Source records
........

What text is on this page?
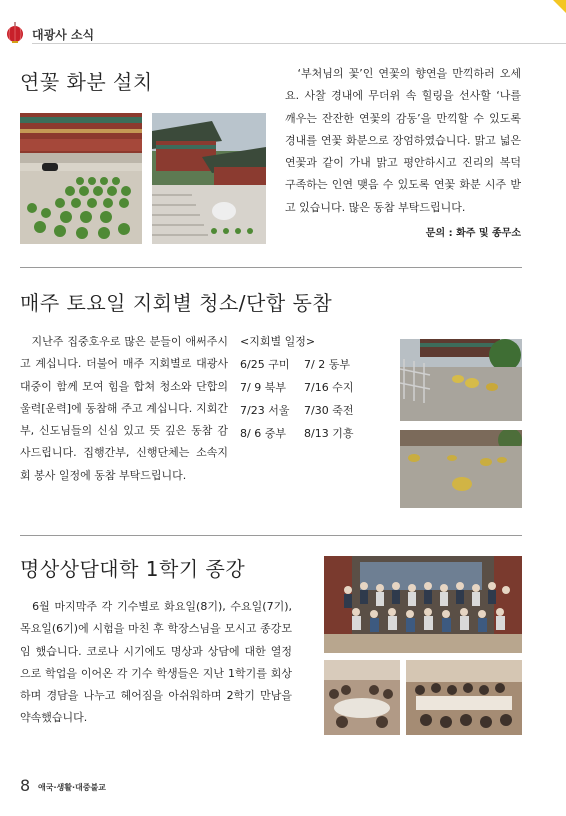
대광사 소식
연꽃 화분 설치	　‘부처님의 꽃’인 연꽃의 향연을 만끽하러 오세요. 사찰 경내에 무더위 속 힐링을 선사할 ‘나를 깨우는 잔잔한 연꽃의 감동’을 만끽할 수 있도록 경내를 연꽃 화분으로 장엄하였습니다. 맑고 넓은 연꽃과 같이 가내 맑고 평안하시고 진리의 복덕 구족하는 인연 맺음 수 있도록 연꽃 화분 시주 받고 있습니다. 많은 동참 부탁드립니다.
문의 : 화주 및 종무소
매주 토요일 지회별 청소/단합 동참
　지난주 집중호우로 많은 분들이 애써주시고 계십니다. 더불어 매주 지회별로 대광사 대중이 함께 모여 힘을 합쳐 청소와 단합의 울력[운력]에 동참해 주고 계십니다. 지회간부, 신도님들의 신심 있고 뜻 깊은 동참 감사드립니다. 집행간부, 신행단체는 소속지회 봉사 일정에 동참 부탁드립니다.
<지회별 일정>
6/25 구미	7/ 2 동부
7/ 9 북부	7/16 수지
7/23 서울	7/30 죽전
8/ 6 중부	8/13 기흥
명상상담대학 1학기 종강
　6월 마지막주 각 기수별로 화요일(8기), 수요일(7기), 목요일(6기)에 시험을 마친 후 학장스님을 모시고 종강모임 했습니다. 코로나 시기에도 명상과 상담에 대한 열정으로 학업을 이어온 각 기수 학생들은 지난 1학기를 회상하며 경담을 나누고 헤어짐을 아쉬워하며 2학기 만남을 약속했습니다.
8 애국·생활·대중불교
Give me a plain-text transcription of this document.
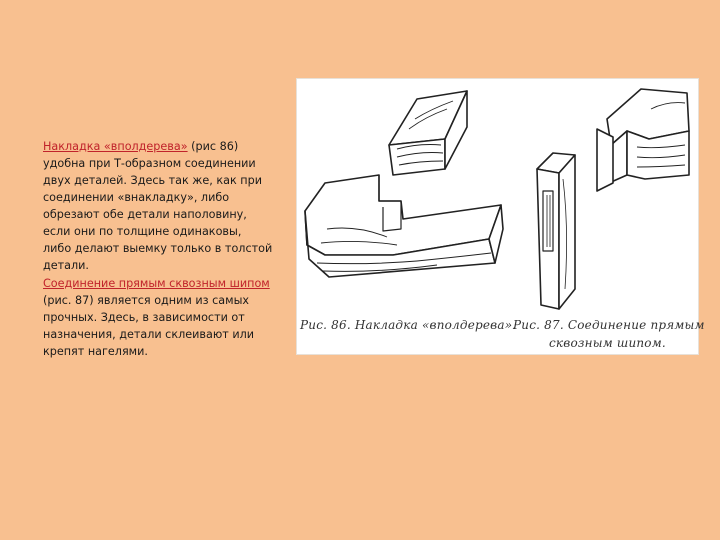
Накладка «вполдерева» (рис 86) удобна при Т-образном соединении двух деталей. Здесь так же, как при соединении «внакладку», либо обрезают обе детали наполовину, если они по толщине одинаковы, либо делают выемку только в толстой детали.

Соединение прямым сквозным шипом (рис. 87) является одним из самых прочных. Здесь, в зависимости от назначения, детали склеивают или крепят нагелями.

Рис. 86. Накладка «вполдерева».
Рис. 87. Соединение прямым
сквозным шипом.
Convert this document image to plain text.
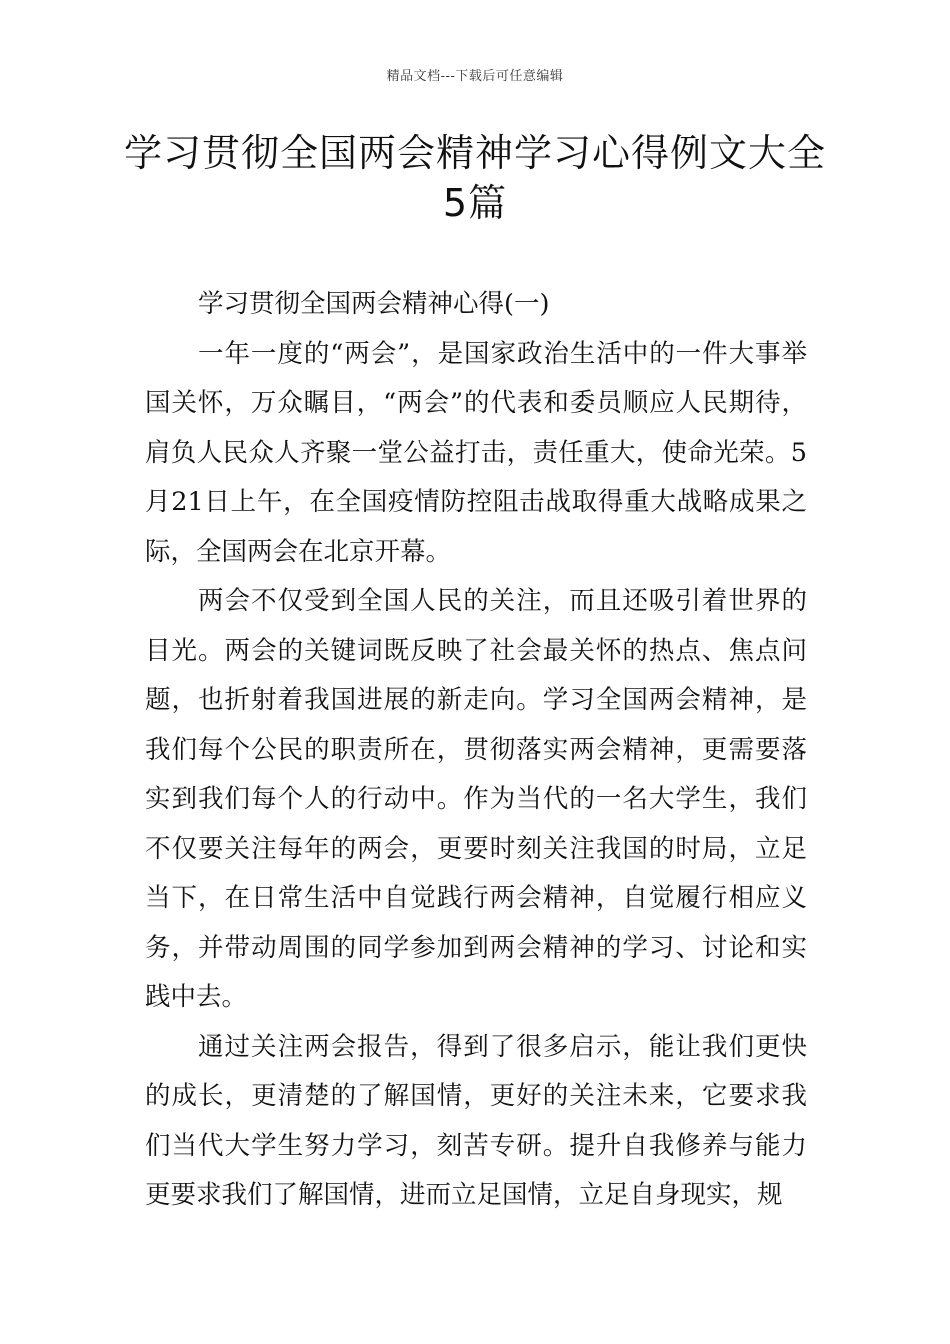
精品文档---下载后可任意编辑
学习贯彻全国两会精神学习心得例文大全5篇
学习贯彻全国两会精神心得(一)

一年一度的“两会”，是国家政治生活中的一件大事举国关怀，万众瞩目，“两会”的代表和委员顺应人民期待，肩负人民众人齐聚一堂公益打击，责任重大，使命光荣。5月21日上午，在全国疫情防控阻击战取得重大战略成果之际，全国两会在北京开幕。

两会不仅受到全国人民的关注，而且还吸引着世界的目光。两会的关键词既反映了社会最关怀的热点、焦点问题，也折射着我国进展的新走向。学习全国两会精神，是我们每个公民的职责所在，贯彻落实两会精神，更需要落实到我们每个人的行动中。作为当代的一名大学生，我们不仅要关注每年的两会，更要时刻关注我国的时局，立足当下，在日常生活中自觉践行两会精神，自觉履行相应义务，并带动周围的同学参加到两会精神的学习、讨论和实践中去。

通过关注两会报告，得到了很多启示，能让我们更快的成长，更清楚的了解国情，更好的关注未来，它要求我们当代大学生努力学习，刻苦专研。提升自我修养与能力更要求我们了解国情，进而立足国情，立足自身现实，规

........

- Work instructions
Output exactly the lines from the one containing "Convert this document image to plain text." through the last line of the records above, both included, leaving out any pictures.

- Task solution
Convert this document image to plain text.
精品文档---下载后可任意编辑
学习贯彻全国两会精神学习心得例文大全5篇
学习贯彻全国两会精神心得(一)

一年一度的“两会”，是国家政治生活中的一件大事举国关怀，万众瞩目，“两会”的代表和委员顺应人民期待，肩负人民众人齐聚一堂公益打击，责任重大，使命光荣。5月21日上午，在全国疫情防控阻击战取得重大战略成果之际，全国两会在北京开幕。

两会不仅受到全国人民的关注，而且还吸引着世界的目光。两会的关键词既反映了社会最关怀的热点、焦点问题，也折射着我国进展的新走向。学习全国两会精神，是我们每个公民的职责所在，贯彻落实两会精神，更需要落实到我们每个人的行动中。作为当代的一名大学生，我们不仅要关注每年的两会，更要时刻关注我国的时局，立足当下，在日常生活中自觉践行两会精神，自觉履行相应义务，并带动周围的同学参加到两会精神的学习、讨论和实践中去。

通过关注两会报告，得到了很多启示，能让我们更快的成长，更清楚的了解国情，更好的关注未来，它要求我们当代大学生努力学习，刻苦专研。提升自我修养与能力更要求我们了解国情，进而立足国情，立足自身现实，规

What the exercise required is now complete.